■ **作業内容**:
- a) 親知らずについての文章に照らして、次の三つの記述がそれぞれ合っているかを「はい」か「いいえ」で判定し、根拠となる本文の語句をそのまま引用すること。(i) 親知らずは必ず抜かなければならない。(ii) 埋まっている親知らずでも抜歯の適応となることがある。(iii) 症状が現れる前でも抜歯するかどうかを判断できる。
- b) 親知らずについての文章の要点を二文でまとめること。
- c) 親知らずについての文章の続きを、本文が終わった後から書いてください。

■ **ページ抜粋**:
親知らずは、歯科医と相談して抜く・抜かないの判断を
親知らずは、必ず抜かなければならないものではありません。
まっすぐに生え、周囲の歯は歯ぐきに悪影響を及ぼしていなければ、基本的にはそのまま残し、歯としての機能を全うさせる方が良いでしょう。
しかし、斜めに生えている、周囲の歯や歯ぐきに悪影響を及ぼしている場合などは、総合的な判断のもと、抜歯をおすすめすることがあります。
また、たとえ埋まっている親知らずであっても、歯ぐきの炎症や痛みの原因になっていることもありますので、こちらも抜歯の適応となります。
このように、さまざまな要素を統合した判断が必要となりますので、「痛みがないから」という理由で放置するのではなく、機会を見て、一度当院にご相談ください。もちろん、痛みや炎症などの症状が現れている場合には、できるだけ早くご相談ください。
親知らずが引き起こす症状
親知らずは、ときに以下のような症状を引き起こします。症状が現れたら、できるだけ早くご相談ください。症状が現れる前であっても、画像検査などにより抜歯をする/しないの判断をすることができます。
虫歯による痛み
親知らずやその手前の歯は、歯ブラシが届きづらいため、虫歯のリスクが高くなります。虫歯が悪化すると、痛みが生じます。
歯・歯ぐきを圧迫することによる痛み、炎症
親知らずが斜め、真横などに生えている場合、歯や歯ぐきが圧迫され、痛みや炎症を起こすことがあります。
隣の歯を押すことによる歯並びの乱れ
親知らずが傾いて伸びると、隣の歯を押し、その隣、その隣と、歯並びを悪化させることがあります。

■ **記録**:
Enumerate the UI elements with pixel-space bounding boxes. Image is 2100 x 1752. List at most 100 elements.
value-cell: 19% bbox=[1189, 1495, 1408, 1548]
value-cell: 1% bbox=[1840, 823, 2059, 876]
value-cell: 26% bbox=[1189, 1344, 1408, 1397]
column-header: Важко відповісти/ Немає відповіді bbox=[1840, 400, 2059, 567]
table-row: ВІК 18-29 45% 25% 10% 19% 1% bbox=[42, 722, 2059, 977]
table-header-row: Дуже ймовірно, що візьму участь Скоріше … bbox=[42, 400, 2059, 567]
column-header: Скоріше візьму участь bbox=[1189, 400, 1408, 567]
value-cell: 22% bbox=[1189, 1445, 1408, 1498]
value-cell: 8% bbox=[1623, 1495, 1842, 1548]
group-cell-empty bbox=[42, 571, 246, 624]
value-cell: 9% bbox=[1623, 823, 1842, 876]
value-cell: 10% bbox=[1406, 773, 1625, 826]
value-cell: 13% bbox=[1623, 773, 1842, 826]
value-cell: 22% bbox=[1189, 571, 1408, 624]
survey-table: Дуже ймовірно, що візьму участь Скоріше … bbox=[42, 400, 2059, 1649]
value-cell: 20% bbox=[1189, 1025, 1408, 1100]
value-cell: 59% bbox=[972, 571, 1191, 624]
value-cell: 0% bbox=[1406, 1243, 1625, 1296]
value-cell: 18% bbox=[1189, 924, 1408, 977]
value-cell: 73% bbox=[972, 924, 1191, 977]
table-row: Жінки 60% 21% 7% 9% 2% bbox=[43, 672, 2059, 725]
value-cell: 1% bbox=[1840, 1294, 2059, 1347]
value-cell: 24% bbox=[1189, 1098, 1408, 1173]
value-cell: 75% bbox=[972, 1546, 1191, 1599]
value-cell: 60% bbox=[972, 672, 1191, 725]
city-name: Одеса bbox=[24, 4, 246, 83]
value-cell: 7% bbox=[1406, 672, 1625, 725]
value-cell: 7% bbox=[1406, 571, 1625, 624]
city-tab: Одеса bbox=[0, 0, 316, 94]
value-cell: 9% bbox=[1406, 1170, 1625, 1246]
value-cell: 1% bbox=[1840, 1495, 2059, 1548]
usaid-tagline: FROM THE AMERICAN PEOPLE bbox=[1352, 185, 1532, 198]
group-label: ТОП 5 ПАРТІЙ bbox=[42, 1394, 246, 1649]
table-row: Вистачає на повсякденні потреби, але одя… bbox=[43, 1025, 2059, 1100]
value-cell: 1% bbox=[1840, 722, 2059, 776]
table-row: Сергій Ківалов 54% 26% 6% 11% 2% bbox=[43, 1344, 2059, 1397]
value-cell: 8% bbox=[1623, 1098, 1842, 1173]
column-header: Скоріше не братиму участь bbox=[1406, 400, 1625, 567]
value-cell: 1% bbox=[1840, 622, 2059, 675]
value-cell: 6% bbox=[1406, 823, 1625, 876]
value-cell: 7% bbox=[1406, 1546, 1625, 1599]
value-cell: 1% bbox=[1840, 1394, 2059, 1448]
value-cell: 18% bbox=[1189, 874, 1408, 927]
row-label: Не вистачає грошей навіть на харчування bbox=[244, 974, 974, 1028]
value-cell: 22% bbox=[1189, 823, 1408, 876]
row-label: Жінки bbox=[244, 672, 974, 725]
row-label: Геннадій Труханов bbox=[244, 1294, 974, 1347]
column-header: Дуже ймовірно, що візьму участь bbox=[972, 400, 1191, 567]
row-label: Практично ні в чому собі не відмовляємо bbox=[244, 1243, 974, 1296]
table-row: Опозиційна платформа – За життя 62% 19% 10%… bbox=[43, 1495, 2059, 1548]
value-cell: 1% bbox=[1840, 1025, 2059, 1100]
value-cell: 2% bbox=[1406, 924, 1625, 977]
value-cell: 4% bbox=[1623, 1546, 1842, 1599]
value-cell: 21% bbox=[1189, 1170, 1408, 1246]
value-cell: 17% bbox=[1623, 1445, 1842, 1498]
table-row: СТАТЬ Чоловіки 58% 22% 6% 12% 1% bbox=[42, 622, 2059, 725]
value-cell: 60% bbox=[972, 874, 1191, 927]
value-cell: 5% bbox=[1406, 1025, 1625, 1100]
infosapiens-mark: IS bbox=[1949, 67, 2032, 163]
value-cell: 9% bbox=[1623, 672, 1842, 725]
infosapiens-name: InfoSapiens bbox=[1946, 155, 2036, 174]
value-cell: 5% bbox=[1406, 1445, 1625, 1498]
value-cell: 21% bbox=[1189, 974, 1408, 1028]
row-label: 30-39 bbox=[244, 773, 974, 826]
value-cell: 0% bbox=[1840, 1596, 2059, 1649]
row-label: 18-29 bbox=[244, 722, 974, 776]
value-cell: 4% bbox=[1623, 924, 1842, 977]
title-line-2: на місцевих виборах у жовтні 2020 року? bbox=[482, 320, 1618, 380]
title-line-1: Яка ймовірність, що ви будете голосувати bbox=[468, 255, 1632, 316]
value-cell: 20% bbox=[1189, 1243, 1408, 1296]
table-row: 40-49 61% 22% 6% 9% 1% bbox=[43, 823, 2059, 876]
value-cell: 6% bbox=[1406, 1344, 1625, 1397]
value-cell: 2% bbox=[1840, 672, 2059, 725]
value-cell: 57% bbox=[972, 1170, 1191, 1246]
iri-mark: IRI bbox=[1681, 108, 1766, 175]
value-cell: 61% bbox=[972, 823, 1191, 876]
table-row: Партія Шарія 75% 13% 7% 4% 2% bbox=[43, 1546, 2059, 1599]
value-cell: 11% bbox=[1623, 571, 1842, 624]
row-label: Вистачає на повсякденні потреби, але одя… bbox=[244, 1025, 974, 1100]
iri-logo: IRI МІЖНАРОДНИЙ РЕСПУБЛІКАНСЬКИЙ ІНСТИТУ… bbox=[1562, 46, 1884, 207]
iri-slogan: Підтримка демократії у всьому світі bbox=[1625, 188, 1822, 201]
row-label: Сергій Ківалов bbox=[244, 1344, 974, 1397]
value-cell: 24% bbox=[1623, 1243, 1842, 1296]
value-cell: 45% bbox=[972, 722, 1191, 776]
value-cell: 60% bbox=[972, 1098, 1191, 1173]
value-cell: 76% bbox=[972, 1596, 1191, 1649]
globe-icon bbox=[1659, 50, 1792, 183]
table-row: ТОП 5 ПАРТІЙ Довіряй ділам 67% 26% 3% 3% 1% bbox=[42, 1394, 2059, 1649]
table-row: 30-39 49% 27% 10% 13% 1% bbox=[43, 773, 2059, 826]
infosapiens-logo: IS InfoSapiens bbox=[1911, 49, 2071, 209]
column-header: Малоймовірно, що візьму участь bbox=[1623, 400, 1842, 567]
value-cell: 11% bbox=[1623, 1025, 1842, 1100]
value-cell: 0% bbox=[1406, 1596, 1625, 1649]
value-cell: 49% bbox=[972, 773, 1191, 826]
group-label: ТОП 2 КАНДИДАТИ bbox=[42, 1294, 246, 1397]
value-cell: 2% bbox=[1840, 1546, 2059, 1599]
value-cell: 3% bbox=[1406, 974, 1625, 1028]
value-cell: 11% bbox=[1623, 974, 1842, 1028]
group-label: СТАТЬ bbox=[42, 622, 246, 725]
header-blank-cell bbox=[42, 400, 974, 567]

■ **各作業の回答**:
- a)
(i) いいえ。「親知らずは、必ず抜かなければならないものではありません。」
(ii) はい。「たとえ埋まっている親知らずであっても、歯ぐきの炎症や痛みの原因になっていることもありますので、こちらも抜歯の適応となります。」
(iii) はい。「症状が現れる前であっても、画像検査などにより抜歯をする/しないの判断をすることができます。」

- b) 親知らずは必ず抜く必要はなく、まっすぐ生えて周囲に悪影響がなければ残す方が良いとされています。一方で、斜めに生えている場合、周囲の歯や歯ぐきに悪影響がある場合、埋まっていても炎症や痛みの原因になっている場合は抜歯の適応となり、虫歯による痛み、圧迫による痛みや炎症、歯並びの乱れといった症状が起こりうるため、痛みがなくても一度相談するよう勧められています。

- c)
隣の歯を押すことによる歯の根の吸収
親知らずが隣の歯を押すように生えると、その隣の歯の根が吸収されることがあります。最悪の場合、親知らずだけでなく、隣の歯まで抜歯する事態に陥ります。
伸び過ぎによる粘膜の傷、炎症
特に上顎か下顎のどちらかの親知らずだけが生えており、咬み合う歯がない場合には、その親知らずが過剰に伸び、粘膜を傷つけることがあります。また、傷から細菌が入り込み、炎症を起こすこともあります。
清掃の不足による口臭
歯ブラシの届きづらい親知らずに汚れが溜まったり、虫歯になることで、口臭を引き起こすことがあります。
親知らずを抜歯した方が良いケース
症状の有無にかかわらず、将来的なリスクを考慮し、以下のようなケースは基本的に抜歯をおすすめします。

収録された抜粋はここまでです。